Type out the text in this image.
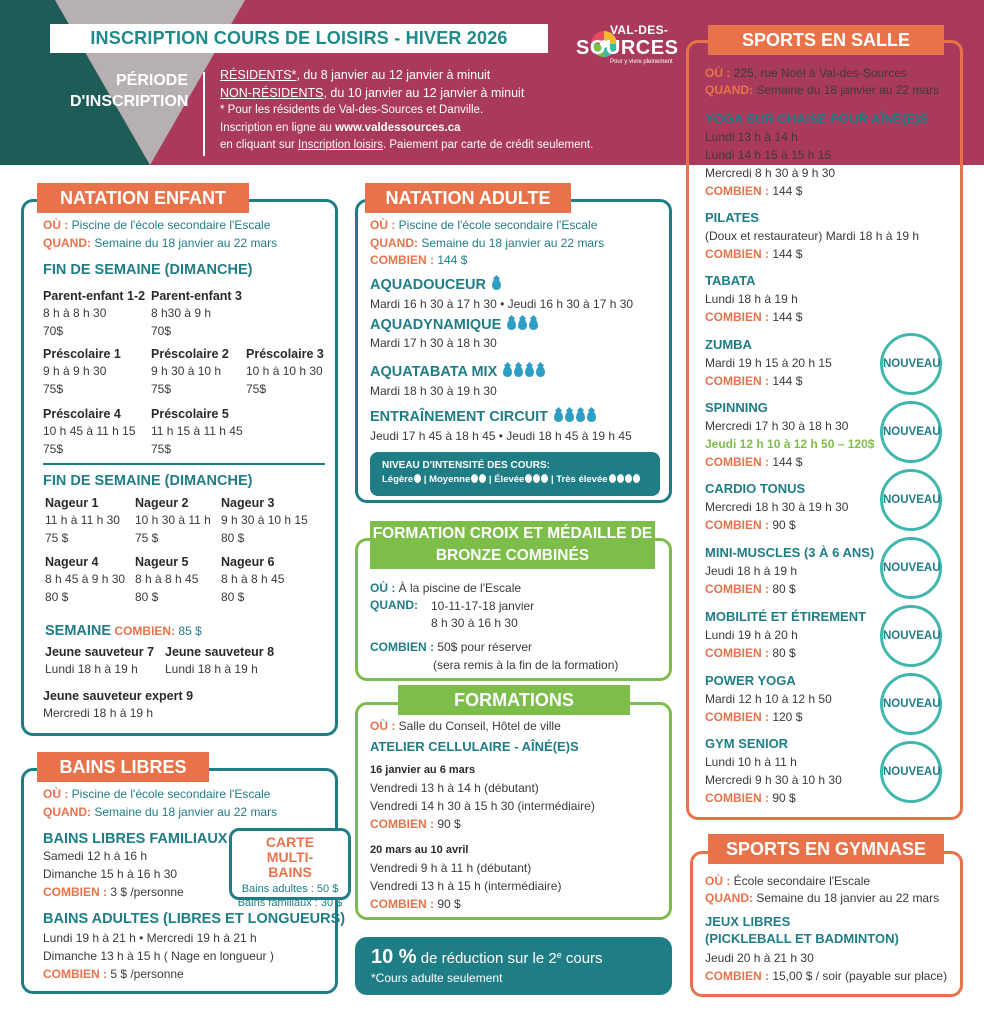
INSCRIPTION COURS DE LOISIRS - HIVER 2026	VAL-DES-
SOURCES
Pour y vivre pleinement
PÉRIODE D'INSCRIPTION
RÉSIDENTS*, du 8 janvier au 12 janvier à minuit
NON-RÉSIDENTS, du 10 janvier au 12 janvier à minuit
* Pour les résidents de Val-des-Sources et Danville.
Inscription en ligne au www.valdessources.ca
en cliquant sur Inscription loisirs. Paiement par carte de crédit seulement.
NATATION ENFANT
OÙ : Piscine de l'école secondaire l'Escale
QUAND: Semaine du 18 janvier au 22 mars
FIN DE SEMAINE (DIMANCHE)
Parent-enfant 1-2
8 h à 8 h 30
70$
Parent-enfant 3
8 h30 à 9 h
70$
Préscolaire 1
9 h à 9 h 30
75$
Préscolaire 2
9 h 30 à 10 h
75$
Préscolaire 3
10 h à 10 h 30
75$
Préscolaire 4
10 h 45 à 11 h 15
75$
Préscolaire 5
11 h 15 à 11 h 45
75$
FIN DE SEMAINE (DIMANCHE)
Nageur 1
11 h à 11 h 30
75 $
Nageur 2
10 h 30 à 11 h
75 $
Nageur 3
9 h 30 à 10 h 15
80 $
Nageur 4
8 h 45 à 9 h 30
80 $
Nageur 5
8 h à 8 h 45
80 $
Nageur 6
8 h à 8 h 45
80 $
SEMAINE COMBIEN: 85 $
Jeune sauveteur 7
Lundi 18 h à 19 h
Jeune sauveteur 8
Lundi 18 h à 19 h
Jeune sauveteur expert 9
Mercredi 18 h à 19 h
BAINS LIBRES
OÙ : Piscine de l'école secondaire l'Escale
QUAND: Semaine du 18 janvier au 22 mars
BAINS LIBRES FAMILIAUX
Samedi 12 h à 16 h
Dimanche 15 h à 16 h 30
COMBIEN : 3 $ /personne
CARTE MULTI-BAINS
Bains adultes : 50 $
Bains familiaux : 30 $
BAINS ADULTES (LIBRES ET LONGUEURS)
Lundi 19 h à 21 h • Mercredi 19 h à 21 h
Dimanche 13 h à 15 h ( Nage en longueur )
COMBIEN : 5 $ /personne
NATATION ADULTE
OÙ : Piscine de l'école secondaire l'Escale
QUAND: Semaine du 18 janvier au 22 mars
COMBIEN : 144 $
AQUADOUCEUR
Mardi 16 h 30 à 17 h 30 • Jeudi 16 h 30 à 17 h 30
AQUADYNAMIQUE
Mardi 17 h 30 à 18 h 30
AQUATABATA MIX
Mardi 18 h 30 à 19 h 30
ENTRAÎNEMENT CIRCUIT
Jeudi 17 h 45 à 18 h 45 • Jeudi 18 h 45 à 19 h 45
NIVEAU D'INTENSITÉ DES COURS:
Légère | Moyenne | Élevée	| Très élevée
FORMATION CROIX ET MÉDAILLE DE BRONZE COMBINÉS
OÙ : À la piscine de l'Escale
QUAND: 10-11-17-18 janvier
8 h 30 à 16 h 30
COMBIEN : 50$ pour réserver
(sera remis à la fin de la formation)
FORMATIONS
OÙ : Salle du Conseil, Hôtel de ville
ATELIER CELLULAIRE - AÎNÉ(E)S
16 janvier au 6 mars
Vendredi 13 h à 14 h (débutant)
Vendredi 14 h 30 à 15 h 30 (intermédiaire)
COMBIEN : 90 $
20 mars au 10 avril
Vendredi 9 h à 11 h (débutant)
Vendredi 13 h à 15 h (intermédiaire)
COMBIEN : 90 $
10 % de réduction sur le 2e cours
*Cours adulte seulement
SPORTS EN SALLE
OÙ : 225, rue Noël à Val-des-Sources
QUAND: Semaine du 18 janvier au 22 mars
YOGA SUR CHAISE POUR AÎNÉ(E)S
Lundi 13 h à 14 h
Lundi 14 h 15 à 15 h 15
Mercredi 8 h 30 à 9 h 30
COMBIEN : 144 $
PILATES
(Doux et restaurateur) Mardi 18 h à 19 h
COMBIEN : 144 $
TABATA
Lundi 18 h à 19 h
COMBIEN : 144 $
ZUMBA
Mardi 19 h 15 à 20 h 15
COMBIEN : 144 $
NOUVEAU
SPINNING
Mercredi 17 h 30 à 18 h 30
Jeudi 12 h 10 à 12 h 50 – 120$
COMBIEN : 144 $
NOUVEAU
CARDIO TONUS
Mercredi 18 h 30 à 19 h 30
COMBIEN : 90 $
NOUVEAU
MINI-MUSCLES (3 À 6 ANS)
Jeudi 18 h à 19 h
COMBIEN : 80 $
NOUVEAU
MOBILITÉ ET ÉTIREMENT
Lundi 19 h à 20 h
COMBIEN : 80 $
NOUVEAU
POWER YOGA
Mardi 12 h 10 à 12 h 50
COMBIEN : 120 $
NOUVEAU
GYM SENIOR
Lundi 10 h à 11 h
Mercredi 9 h 30 à 10 h 30
COMBIEN : 90 $
NOUVEAU
SPORTS EN GYMNASE
OÙ : École secondaire l'Escale
QUAND: Semaine du 18 janvier au 22 mars
JEUX LIBRES
(PICKLEBALL ET BADMINTON)
Jeudi 20 h à 21 h 30
COMBIEN : 15,00 $ / soir (payable sur place)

Exercise directions
Locate each line containing the string "AÎNÉ" and show it.

Problem solution
ATELIER CELLULAIRE - AÎNÉ(E)S
YOGA SUR CHAISE POUR AÎNÉ(E)S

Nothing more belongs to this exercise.